### WHAT THIS TASK INVOLVES
Scan the material below for the string "maven", and copy every line where it shows up.

### EXERCISE MATERIAL
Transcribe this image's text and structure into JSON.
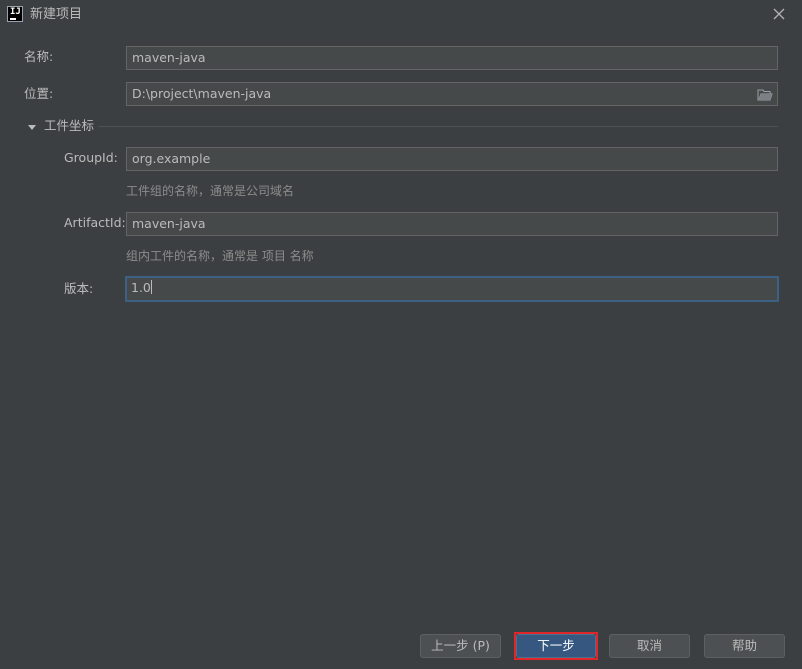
{
  "window": {
    "title": "新建项目"
  },
  "form": {
    "name": {
      "label": "名称:",
      "value": "maven-java"
    },
    "location": {
      "label": "位置:",
      "value": "D:\\project\\maven-java"
    },
    "section": {
      "title": "工件坐标"
    },
    "group_id": {
      "label": "GroupId:",
      "value": "org.example",
      "hint": "工件组的名称，通常是公司域名"
    },
    "artifact_id": {
      "label": "ArtifactId:",
      "value": "maven-java",
      "hint": "组内工件的名称，通常是 项目 名称"
    },
    "version": {
      "label": "版本:",
      "value": "1.0"
    }
  },
  "buttons": {
    "previous": "上一步 (P)",
    "next": "下一步",
    "cancel": "取消",
    "help": "帮助"
  },
  "colors": {
    "background": "#3c3f41",
    "field_background": "#45494a",
    "primary_button": "#365880",
    "highlight": "#e0262b"
  },
  "icons": {
    "app": "intellij-idea-icon",
    "close": "close-icon",
    "browse": "folder-icon",
    "toggle": "triangle-down-icon"
  }
}
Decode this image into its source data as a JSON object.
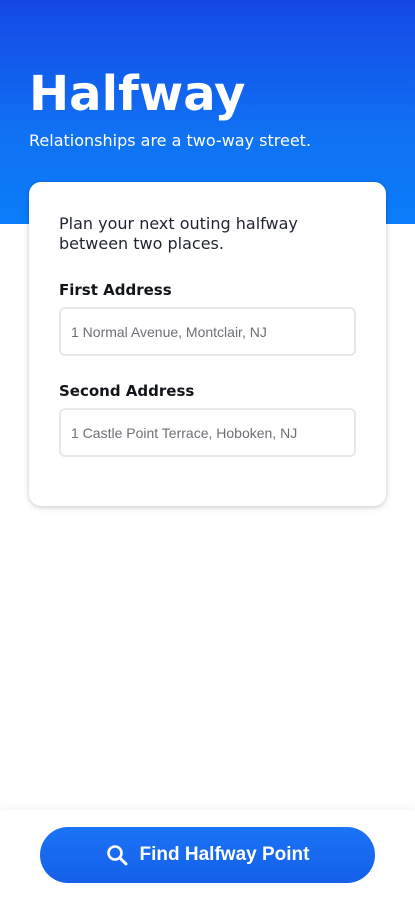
{
  "hero": {
    "title": "Halfway",
    "subtitle": "Relationships are a two-way street."
  },
  "card": {
    "intro": "Plan your next outing halfway between two places.",
    "first_address": {
      "label": "First Address",
      "placeholder": "1 Normal Avenue, Montclair, NJ",
      "value": ""
    },
    "second_address": {
      "label": "Second Address",
      "placeholder": "1 Castle Point Terrace, Hoboken, NJ",
      "value": ""
    }
  },
  "footer": {
    "button_label": "Find Halfway Point",
    "button_icon": "search-icon"
  },
  "colors": {
    "brand_blue": "#1565ee",
    "hero_gradient_top": "#1447e6",
    "hero_gradient_bottom": "#0b7dfa",
    "text_dark": "#111418",
    "input_border": "#e6e8ec"
  }
}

### CORRECT OUTPUT
      "value": "maven-java"
      "value": "D:\\project\\maven-java"
      "value": "maven-java",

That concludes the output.